> **WHAT YOU SHOULD DO**
Write out the material below again, unchanged.

> **PROVIDED INFORMATION**
= = =

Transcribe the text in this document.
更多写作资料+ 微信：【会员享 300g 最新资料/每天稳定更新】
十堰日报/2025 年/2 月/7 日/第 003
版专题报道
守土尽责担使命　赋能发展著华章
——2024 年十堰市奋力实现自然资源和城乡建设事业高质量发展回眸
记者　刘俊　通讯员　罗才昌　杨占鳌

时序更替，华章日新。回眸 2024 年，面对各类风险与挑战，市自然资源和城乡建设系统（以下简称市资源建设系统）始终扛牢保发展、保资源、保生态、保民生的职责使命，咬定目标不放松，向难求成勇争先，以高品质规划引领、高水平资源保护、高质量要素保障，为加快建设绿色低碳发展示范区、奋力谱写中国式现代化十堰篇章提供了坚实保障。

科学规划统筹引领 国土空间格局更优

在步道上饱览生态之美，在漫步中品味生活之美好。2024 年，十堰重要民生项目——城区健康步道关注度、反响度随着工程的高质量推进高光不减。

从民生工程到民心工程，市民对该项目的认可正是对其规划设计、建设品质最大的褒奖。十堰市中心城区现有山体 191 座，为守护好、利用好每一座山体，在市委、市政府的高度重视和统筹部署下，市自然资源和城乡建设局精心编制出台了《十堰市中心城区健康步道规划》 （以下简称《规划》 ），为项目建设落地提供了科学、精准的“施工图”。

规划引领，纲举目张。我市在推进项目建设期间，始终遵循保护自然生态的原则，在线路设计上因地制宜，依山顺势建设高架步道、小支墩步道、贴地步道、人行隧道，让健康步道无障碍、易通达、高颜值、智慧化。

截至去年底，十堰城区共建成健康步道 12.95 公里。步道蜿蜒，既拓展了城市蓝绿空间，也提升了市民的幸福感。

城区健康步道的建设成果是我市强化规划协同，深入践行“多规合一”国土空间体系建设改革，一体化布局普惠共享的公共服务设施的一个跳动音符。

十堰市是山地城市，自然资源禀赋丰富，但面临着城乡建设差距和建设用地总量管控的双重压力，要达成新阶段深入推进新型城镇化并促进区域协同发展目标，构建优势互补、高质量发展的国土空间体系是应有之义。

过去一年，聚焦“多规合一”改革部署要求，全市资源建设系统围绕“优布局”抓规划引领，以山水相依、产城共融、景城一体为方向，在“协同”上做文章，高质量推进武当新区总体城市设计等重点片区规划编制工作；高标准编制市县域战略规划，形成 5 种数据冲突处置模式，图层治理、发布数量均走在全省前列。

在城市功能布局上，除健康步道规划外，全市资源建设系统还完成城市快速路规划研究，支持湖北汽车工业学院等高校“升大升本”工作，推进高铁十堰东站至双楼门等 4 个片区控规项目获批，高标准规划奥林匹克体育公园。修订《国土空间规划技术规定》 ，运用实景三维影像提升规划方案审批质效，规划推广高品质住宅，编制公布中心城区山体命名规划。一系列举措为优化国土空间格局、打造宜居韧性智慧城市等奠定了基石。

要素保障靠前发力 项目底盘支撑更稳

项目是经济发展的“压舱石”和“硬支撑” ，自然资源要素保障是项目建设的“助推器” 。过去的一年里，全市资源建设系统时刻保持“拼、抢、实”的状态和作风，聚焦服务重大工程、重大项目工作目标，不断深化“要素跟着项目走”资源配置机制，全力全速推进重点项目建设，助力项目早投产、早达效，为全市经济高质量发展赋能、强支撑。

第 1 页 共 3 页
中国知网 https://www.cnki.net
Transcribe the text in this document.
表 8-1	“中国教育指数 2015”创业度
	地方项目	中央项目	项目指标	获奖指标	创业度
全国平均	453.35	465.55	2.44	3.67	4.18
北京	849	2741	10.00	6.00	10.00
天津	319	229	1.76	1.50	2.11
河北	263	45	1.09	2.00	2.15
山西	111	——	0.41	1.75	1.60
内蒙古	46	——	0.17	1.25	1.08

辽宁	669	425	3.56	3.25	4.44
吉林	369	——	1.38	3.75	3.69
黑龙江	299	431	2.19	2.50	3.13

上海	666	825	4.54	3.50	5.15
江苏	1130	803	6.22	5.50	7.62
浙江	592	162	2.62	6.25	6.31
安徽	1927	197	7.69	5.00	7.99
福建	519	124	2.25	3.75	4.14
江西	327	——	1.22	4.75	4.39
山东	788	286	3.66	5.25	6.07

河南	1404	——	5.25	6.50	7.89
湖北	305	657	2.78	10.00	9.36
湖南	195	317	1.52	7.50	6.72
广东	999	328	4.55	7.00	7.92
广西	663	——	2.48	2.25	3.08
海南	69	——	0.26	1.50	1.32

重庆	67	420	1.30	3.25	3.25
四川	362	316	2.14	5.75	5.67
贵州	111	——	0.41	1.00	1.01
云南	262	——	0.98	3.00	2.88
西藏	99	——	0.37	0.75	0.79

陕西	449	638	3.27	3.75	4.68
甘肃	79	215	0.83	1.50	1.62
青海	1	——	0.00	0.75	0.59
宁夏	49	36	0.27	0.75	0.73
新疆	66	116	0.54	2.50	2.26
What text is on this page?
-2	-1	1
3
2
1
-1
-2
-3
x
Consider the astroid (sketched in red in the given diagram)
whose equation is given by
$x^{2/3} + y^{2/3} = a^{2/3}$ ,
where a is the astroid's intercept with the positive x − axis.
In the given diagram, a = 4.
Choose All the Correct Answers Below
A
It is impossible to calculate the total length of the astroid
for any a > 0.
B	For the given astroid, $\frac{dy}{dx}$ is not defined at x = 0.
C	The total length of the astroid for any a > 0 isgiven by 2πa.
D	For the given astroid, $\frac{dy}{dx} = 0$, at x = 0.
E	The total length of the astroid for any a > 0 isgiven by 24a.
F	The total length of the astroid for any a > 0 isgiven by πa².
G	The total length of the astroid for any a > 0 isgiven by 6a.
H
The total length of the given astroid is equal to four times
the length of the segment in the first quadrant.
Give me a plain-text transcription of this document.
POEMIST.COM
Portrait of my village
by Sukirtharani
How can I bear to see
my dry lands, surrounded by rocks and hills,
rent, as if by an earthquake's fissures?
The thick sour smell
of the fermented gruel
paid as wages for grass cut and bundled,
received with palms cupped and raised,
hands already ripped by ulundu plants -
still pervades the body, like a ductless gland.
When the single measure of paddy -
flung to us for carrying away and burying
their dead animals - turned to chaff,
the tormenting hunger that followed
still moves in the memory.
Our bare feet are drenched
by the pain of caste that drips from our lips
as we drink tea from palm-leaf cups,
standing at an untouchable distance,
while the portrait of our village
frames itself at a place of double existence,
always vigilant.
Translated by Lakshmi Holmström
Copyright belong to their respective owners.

= = =

> **THE COMPLETED TASK**
Transcribe the text in this document.
更多写作资料+ 微信：【会员享 300g 最新资料/每天稳定更新】
十堰日报/2025 年/2 月/7 日/第 003
版专题报道
守土尽责担使命　赋能发展著华章
——2024 年十堰市奋力实现自然资源和城乡建设事业高质量发展回眸
记者　刘俊　通讯员　罗才昌　杨占鳌

时序更替，华章日新。回眸 2024 年，面对各类风险与挑战，市自然资源和城乡建设系统（以下简称市资源建设系统）始终扛牢保发展、保资源、保生态、保民生的职责使命，咬定目标不放松，向难求成勇争先，以高品质规划引领、高水平资源保护、高质量要素保障，为加快建设绿色低碳发展示范区、奋力谱写中国式现代化十堰篇章提供了坚实保障。

科学规划统筹引领 国土空间格局更优

在步道上饱览生态之美，在漫步中品味生活之美好。2024 年，十堰重要民生项目——城区健康步道关注度、反响度随着工程的高质量推进高光不减。

从民生工程到民心工程，市民对该项目的认可正是对其规划设计、建设品质最大的褒奖。十堰市中心城区现有山体 191 座，为守护好、利用好每一座山体，在市委、市政府的高度重视和统筹部署下，市自然资源和城乡建设局精心编制出台了《十堰市中心城区健康步道规划》 （以下简称《规划》 ），为项目建设落地提供了科学、精准的“施工图”。

规划引领，纲举目张。我市在推进项目建设期间，始终遵循保护自然生态的原则，在线路设计上因地制宜，依山顺势建设高架步道、小支墩步道、贴地步道、人行隧道，让健康步道无障碍、易通达、高颜值、智慧化。

截至去年底，十堰城区共建成健康步道 12.95 公里。步道蜿蜒，既拓展了城市蓝绿空间，也提升了市民的幸福感。

城区健康步道的建设成果是我市强化规划协同，深入践行“多规合一”国土空间体系建设改革，一体化布局普惠共享的公共服务设施的一个跳动音符。

十堰市是山地城市，自然资源禀赋丰富，但面临着城乡建设差距和建设用地总量管控的双重压力，要达成新阶段深入推进新型城镇化并促进区域协同发展目标，构建优势互补、高质量发展的国土空间体系是应有之义。

过去一年，聚焦“多规合一”改革部署要求，全市资源建设系统围绕“优布局”抓规划引领，以山水相依、产城共融、景城一体为方向，在“协同”上做文章，高质量推进武当新区总体城市设计等重点片区规划编制工作；高标准编制市县域战略规划，形成 5 种数据冲突处置模式，图层治理、发布数量均走在全省前列。

在城市功能布局上，除健康步道规划外，全市资源建设系统还完成城市快速路规划研究，支持湖北汽车工业学院等高校“升大升本”工作，推进高铁十堰东站至双楼门等 4 个片区控规项目获批，高标准规划奥林匹克体育公园。修订《国土空间规划技术规定》 ，运用实景三维影像提升规划方案审批质效，规划推广高品质住宅，编制公布中心城区山体命名规划。一系列举措为优化国土空间格局、打造宜居韧性智慧城市等奠定了基石。

要素保障靠前发力 项目底盘支撑更稳

项目是经济发展的“压舱石”和“硬支撑” ，自然资源要素保障是项目建设的“助推器” 。过去的一年里，全市资源建设系统时刻保持“拼、抢、实”的状态和作风，聚焦服务重大工程、重大项目工作目标，不断深化“要素跟着项目走”资源配置机制，全力全速推进重点项目建设，助力项目早投产、早达效，为全市经济高质量发展赋能、强支撑。

第 1 页 共 3 页
中国知网 https://www.cnki.net
Transcribe the text in this document.
表 8-1	“中国教育指数 2015”创业度
	地方项目	中央项目	项目指标	获奖指标	创业度
全国平均	453.35	465.55	2.44	3.67	4.18
北京	849	2741	10.00	6.00	10.00
天津	319	229	1.76	1.50	2.11
河北	263	45	1.09	2.00	2.15
山西	111	——	0.41	1.75	1.60
内蒙古	46	——	0.17	1.25	1.08

辽宁	669	425	3.56	3.25	4.44
吉林	369	——	1.38	3.75	3.69
黑龙江	299	431	2.19	2.50	3.13

上海	666	825	4.54	3.50	5.15
江苏	1130	803	6.22	5.50	7.62
浙江	592	162	2.62	6.25	6.31
安徽	1927	197	7.69	5.00	7.99
福建	519	124	2.25	3.75	4.14
江西	327	——	1.22	4.75	4.39
山东	788	286	3.66	5.25	6.07

河南	1404	——	5.25	6.50	7.89
湖北	305	657	2.78	10.00	9.36
湖南	195	317	1.52	7.50	6.72
广东	999	328	4.55	7.00	7.92
广西	663	——	2.48	2.25	3.08
海南	69	——	0.26	1.50	1.32

重庆	67	420	1.30	3.25	3.25
四川	362	316	2.14	5.75	5.67
贵州	111	——	0.41	1.00	1.01
云南	262	——	0.98	3.00	2.88
西藏	99	——	0.37	0.75	0.79

陕西	449	638	3.27	3.75	4.68
甘肃	79	215	0.83	1.50	1.62
青海	1	——	0.00	0.75	0.59
宁夏	49	36	0.27	0.75	0.73
新疆	66	116	0.54	2.50	2.26
What text is on this page?
-2	-1	1
3
2
1
-1
-2
-3
x
Consider the astroid (sketched in red in the given diagram)
whose equation is given by
$x^{2/3} + y^{2/3} = a^{2/3}$ ,
where a is the astroid's intercept with the positive x − axis.
In the given diagram, a = 4.
Choose All the Correct Answers Below
A
It is impossible to calculate the total length of the astroid
for any a > 0.
B	For the given astroid, $\frac{dy}{dx}$ is not defined at x = 0.
C	The total length of the astroid for any a > 0 isgiven by 2πa.
D	For the given astroid, $\frac{dy}{dx} = 0$, at x = 0.
E	The total length of the astroid for any a > 0 isgiven by 24a.
F	The total length of the astroid for any a > 0 isgiven by πa².
G	The total length of the astroid for any a > 0 isgiven by 6a.
H
The total length of the given astroid is equal to four times
the length of the segment in the first quadrant.
Give me a plain-text transcription of this document.
POEMIST.COM
Portrait of my village
by Sukirtharani
How can I bear to see
my dry lands, surrounded by rocks and hills,
rent, as if by an earthquake's fissures?
The thick sour smell
of the fermented gruel
paid as wages for grass cut and bundled,
received with palms cupped and raised,
hands already ripped by ulundu plants -
still pervades the body, like a ductless gland.
When the single measure of paddy -
flung to us for carrying away and burying
their dead animals - turned to chaff,
the tormenting hunger that followed
still moves in the memory.
Our bare feet are drenched
by the pain of caste that drips from our lips
as we drink tea from palm-leaf cups,
standing at an untouchable distance,
while the portrait of our village
frames itself at a place of double existence,
always vigilant.
Translated by Lakshmi Holmström
Copyright belong to their respective owners.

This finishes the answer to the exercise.